→ WHAT THE TASK ASKS: Return all lines in the material below that contain "puros".

→ Dataset entries:
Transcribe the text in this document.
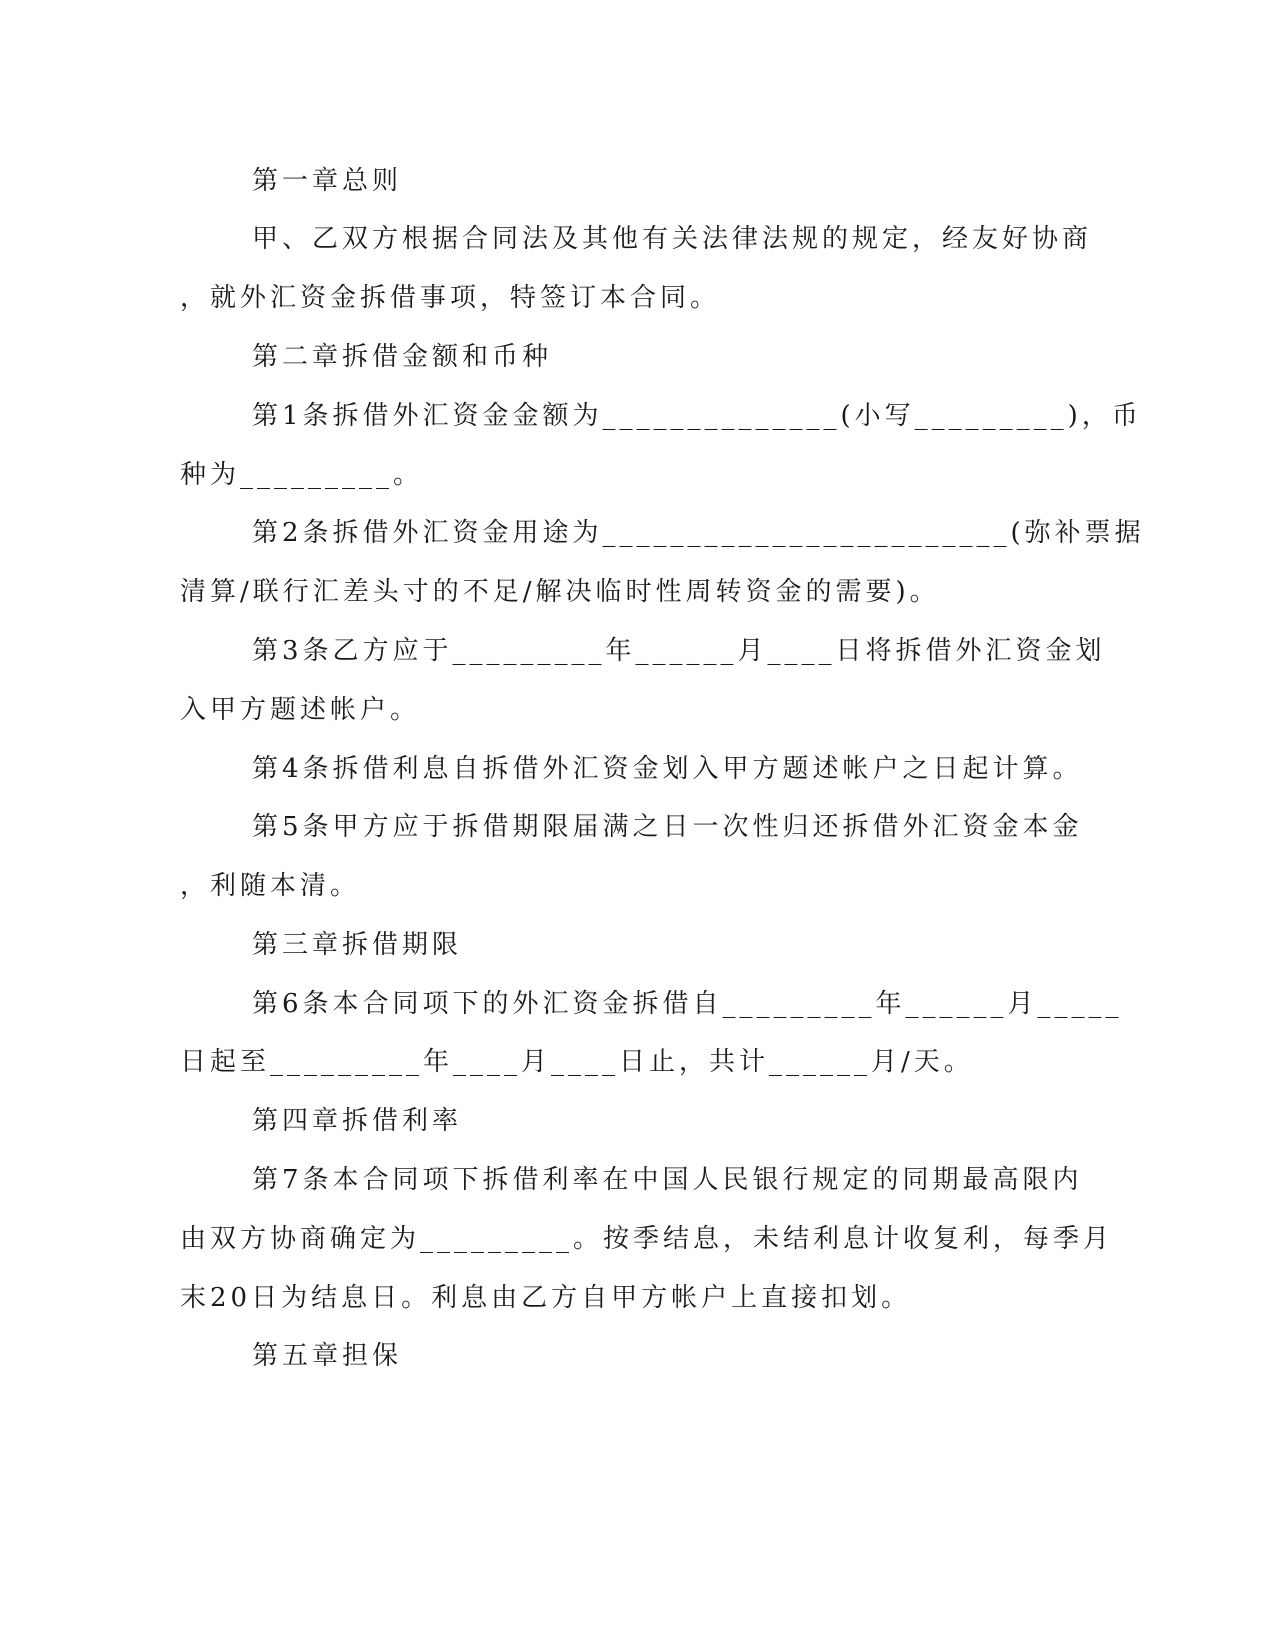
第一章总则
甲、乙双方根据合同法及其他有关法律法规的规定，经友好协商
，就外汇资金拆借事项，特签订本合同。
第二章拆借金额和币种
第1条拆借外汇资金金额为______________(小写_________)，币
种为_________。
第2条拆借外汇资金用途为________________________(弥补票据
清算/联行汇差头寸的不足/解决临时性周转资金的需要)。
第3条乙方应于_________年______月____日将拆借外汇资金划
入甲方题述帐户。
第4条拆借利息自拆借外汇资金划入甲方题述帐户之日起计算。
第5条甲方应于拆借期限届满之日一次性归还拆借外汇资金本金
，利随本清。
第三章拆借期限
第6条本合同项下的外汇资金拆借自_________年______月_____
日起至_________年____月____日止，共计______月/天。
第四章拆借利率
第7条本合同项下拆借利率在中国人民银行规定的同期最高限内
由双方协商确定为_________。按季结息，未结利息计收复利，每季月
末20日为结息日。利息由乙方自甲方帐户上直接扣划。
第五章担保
* * *
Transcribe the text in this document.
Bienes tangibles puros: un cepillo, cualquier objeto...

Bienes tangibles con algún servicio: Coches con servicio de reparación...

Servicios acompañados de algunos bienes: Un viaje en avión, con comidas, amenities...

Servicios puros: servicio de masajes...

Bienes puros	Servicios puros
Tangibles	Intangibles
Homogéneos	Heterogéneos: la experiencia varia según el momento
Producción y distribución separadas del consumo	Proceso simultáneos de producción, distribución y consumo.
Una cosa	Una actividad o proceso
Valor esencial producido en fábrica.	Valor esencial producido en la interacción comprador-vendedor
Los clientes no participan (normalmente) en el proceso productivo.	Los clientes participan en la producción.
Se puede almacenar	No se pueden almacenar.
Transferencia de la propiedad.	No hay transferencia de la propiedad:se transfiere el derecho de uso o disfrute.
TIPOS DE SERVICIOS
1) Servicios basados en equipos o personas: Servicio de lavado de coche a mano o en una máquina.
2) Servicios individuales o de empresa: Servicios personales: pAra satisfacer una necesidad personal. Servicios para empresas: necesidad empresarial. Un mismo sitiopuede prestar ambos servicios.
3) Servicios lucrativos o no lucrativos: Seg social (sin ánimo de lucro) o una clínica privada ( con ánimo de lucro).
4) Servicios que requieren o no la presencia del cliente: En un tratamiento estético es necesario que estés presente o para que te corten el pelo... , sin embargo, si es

→ FULL ANSWER:
Bienes tangibles puros: un cepillo, cualquier objeto...
Servicios puros: servicio de masajes...
Bienes puros	Servicios puros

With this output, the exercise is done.